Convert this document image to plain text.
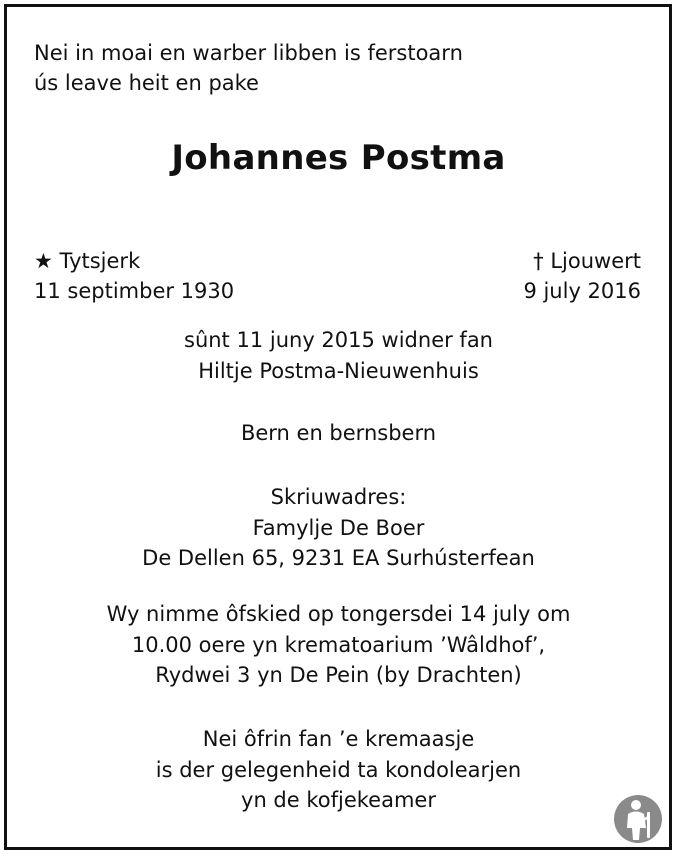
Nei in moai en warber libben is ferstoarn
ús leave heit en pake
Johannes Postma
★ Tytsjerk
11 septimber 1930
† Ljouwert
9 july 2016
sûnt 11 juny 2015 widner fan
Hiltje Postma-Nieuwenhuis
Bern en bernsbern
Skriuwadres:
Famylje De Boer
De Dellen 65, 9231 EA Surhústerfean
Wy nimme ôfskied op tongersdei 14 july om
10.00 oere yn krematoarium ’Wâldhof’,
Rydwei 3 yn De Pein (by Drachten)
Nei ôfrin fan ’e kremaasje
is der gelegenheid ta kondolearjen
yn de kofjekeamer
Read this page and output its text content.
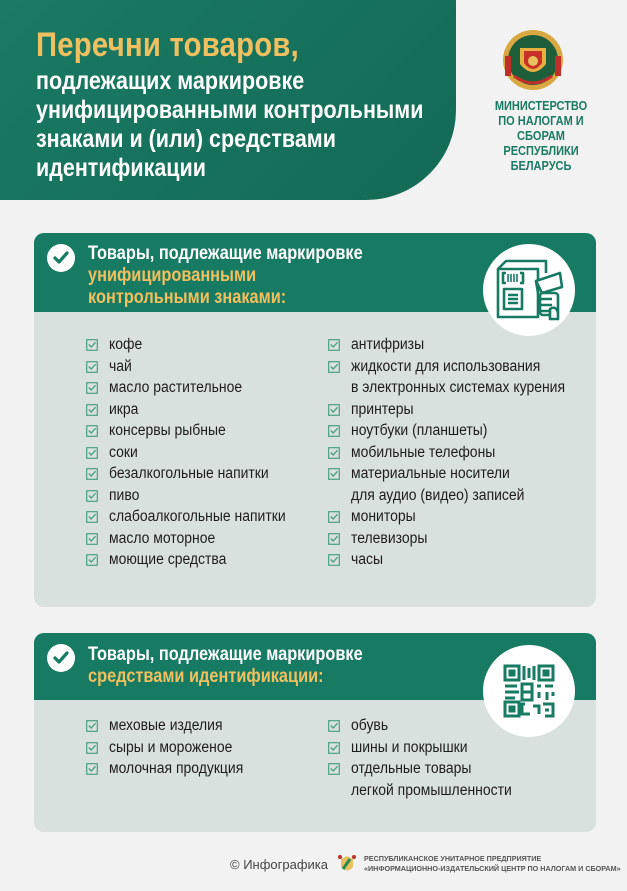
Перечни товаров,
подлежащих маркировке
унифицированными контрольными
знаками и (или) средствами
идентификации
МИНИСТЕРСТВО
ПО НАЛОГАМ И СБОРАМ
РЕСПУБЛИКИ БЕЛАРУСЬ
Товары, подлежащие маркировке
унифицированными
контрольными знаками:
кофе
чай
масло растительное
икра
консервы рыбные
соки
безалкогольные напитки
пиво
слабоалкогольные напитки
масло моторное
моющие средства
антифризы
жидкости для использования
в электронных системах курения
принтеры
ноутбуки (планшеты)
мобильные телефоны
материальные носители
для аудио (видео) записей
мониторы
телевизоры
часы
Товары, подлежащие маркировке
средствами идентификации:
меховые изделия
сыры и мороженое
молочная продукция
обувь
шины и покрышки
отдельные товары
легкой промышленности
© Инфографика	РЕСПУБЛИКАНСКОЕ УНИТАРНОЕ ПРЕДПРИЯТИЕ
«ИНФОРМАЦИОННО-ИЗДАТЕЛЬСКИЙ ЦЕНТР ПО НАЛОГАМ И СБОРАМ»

•••••

**Work instructions**. Restate the data above word for word. Do not include the images.

**Expected answer**.
Convert this document image to plain text.
Nei in moai en warber libben is ferstoarn
ús leave heit en pake
Johannes Postma
★ Tytsjerk
11 septimber 1930
† Ljouwert
9 july 2016
sûnt 11 juny 2015 widner fan
Hiltje Postma-Nieuwenhuis
Bern en bernsbern
Skriuwadres:
Famylje De Boer
De Dellen 65, 9231 EA Surhústerfean
Wy nimme ôfskied op tongersdei 14 july om
10.00 oere yn krematoarium ’Wâldhof’,
Rydwei 3 yn De Pein (by Drachten)
Nei ôfrin fan ’e kremaasje
is der gelegenheid ta kondolearjen
yn de kofjekeamer
Read this page and output its text content.
Перечни товаров,
подлежащих маркировке
унифицированными контрольными
знаками и (или) средствами
идентификации
МИНИСТЕРСТВО
ПО НАЛОГАМ И СБОРАМ
РЕСПУБЛИКИ БЕЛАРУСЬ
Товары, подлежащие маркировке
унифицированными
контрольными знаками:
кофе
чай
масло растительное
икра
консервы рыбные
соки
безалкогольные напитки
пиво
слабоалкогольные напитки
масло моторное
моющие средства
антифризы
жидкости для использования
в электронных системах курения
принтеры
ноутбуки (планшеты)
мобильные телефоны
материальные носители
для аудио (видео) записей
мониторы
телевизоры
часы
Товары, подлежащие маркировке
средствами идентификации:
меховые изделия
сыры и мороженое
молочная продукция
обувь
шины и покрышки
отдельные товары
легкой промышленности
© Инфографика	РЕСПУБЛИКАНСКОЕ УНИТАРНОЕ ПРЕДПРИЯТИЕ
«ИНФОРМАЦИОННО-ИЗДАТЕЛЬСКИЙ ЦЕНТР ПО НАЛОГАМ И СБОРАМ»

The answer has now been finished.